What is asked: Where a line in the listing below contains the word "hour", copy that line.
——————————
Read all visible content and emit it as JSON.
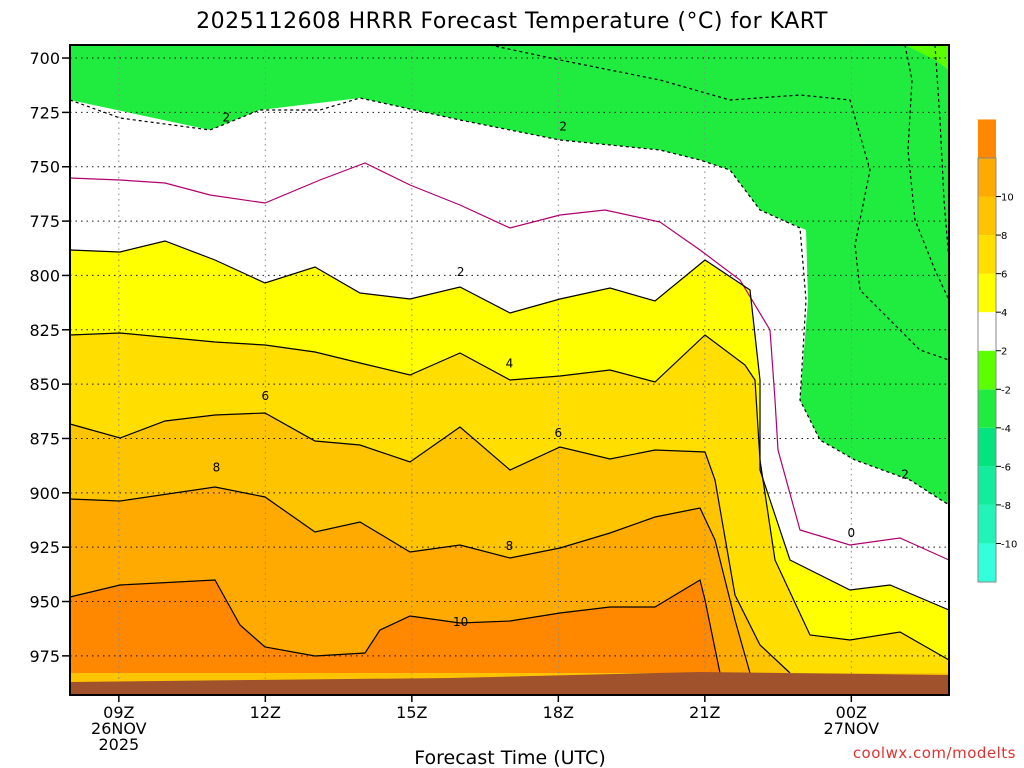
{
  "chart_data": {
    "type": "contour",
    "title": "2025112608 HRRR Forecast Temperature (°C) for KART",
    "xlabel": "Forecast Time (UTC)",
    "ylabel": "",
    "x_ticks": [
      {
        "hour": 9,
        "lines": [
          "09Z",
          "26NOV",
          "2025"
        ]
      },
      {
        "hour": 12,
        "lines": [
          "12Z"
        ]
      },
      {
        "hour": 15,
        "lines": [
          "15Z"
        ]
      },
      {
        "hour": 18,
        "lines": [
          "18Z"
        ]
      },
      {
        "hour": 21,
        "lines": [
          "21Z"
        ]
      },
      {
        "hour": 24,
        "lines": [
          "00Z",
          "27NOV"
        ]
      }
    ],
    "xlim": [
      8,
      26
    ],
    "y_ticks": [
      700,
      725,
      750,
      775,
      800,
      825,
      850,
      875,
      900,
      925,
      950,
      975
    ],
    "ylim": [
      993,
      694
    ],
    "colorbar": {
      "bounds": [
        -12,
        -10,
        -8,
        -6,
        -4,
        -2,
        2,
        4,
        6,
        8,
        10,
        12
      ],
      "tick_labels": [
        "-10",
        "-8",
        "-6",
        "-4",
        "-2",
        "2",
        "4",
        "6",
        "8",
        "10"
      ],
      "colors": [
        "#33ffdd",
        "#22f3b9",
        "#14eb9c",
        "#05e37e",
        "#20ec40",
        "#5cff00",
        "#ffffff",
        "#ffff00",
        "#ffde00",
        "#ffc400",
        "#ffaa00",
        "#ff8800"
      ]
    },
    "contour_labels": [
      {
        "text": "2",
        "x": 11.2,
        "p": 727
      },
      {
        "text": "2",
        "x": 18.1,
        "p": 731
      },
      {
        "text": "2",
        "x": 16.0,
        "p": 798
      },
      {
        "text": "4",
        "x": 17.0,
        "p": 840
      },
      {
        "text": "6",
        "x": 12.0,
        "p": 855
      },
      {
        "text": "6",
        "x": 18.0,
        "p": 872
      },
      {
        "text": "8",
        "x": 11.0,
        "p": 888
      },
      {
        "text": "8",
        "x": 17.0,
        "p": 924
      },
      {
        "text": "10",
        "x": 16.0,
        "p": 959
      },
      {
        "text": "0",
        "x": 24.0,
        "p": 918
      },
      {
        "text": "2",
        "x": 25.1,
        "p": 891
      }
    ],
    "credit": "coolwx.com/modelts",
    "ground_color": "#a0522d"
  }
}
——————————
Solution to this exercise:
        "hour": 9,
        "hour": 12,
        "hour": 15,
        "hour": 18,
        "hour": 21,
        "hour": 24,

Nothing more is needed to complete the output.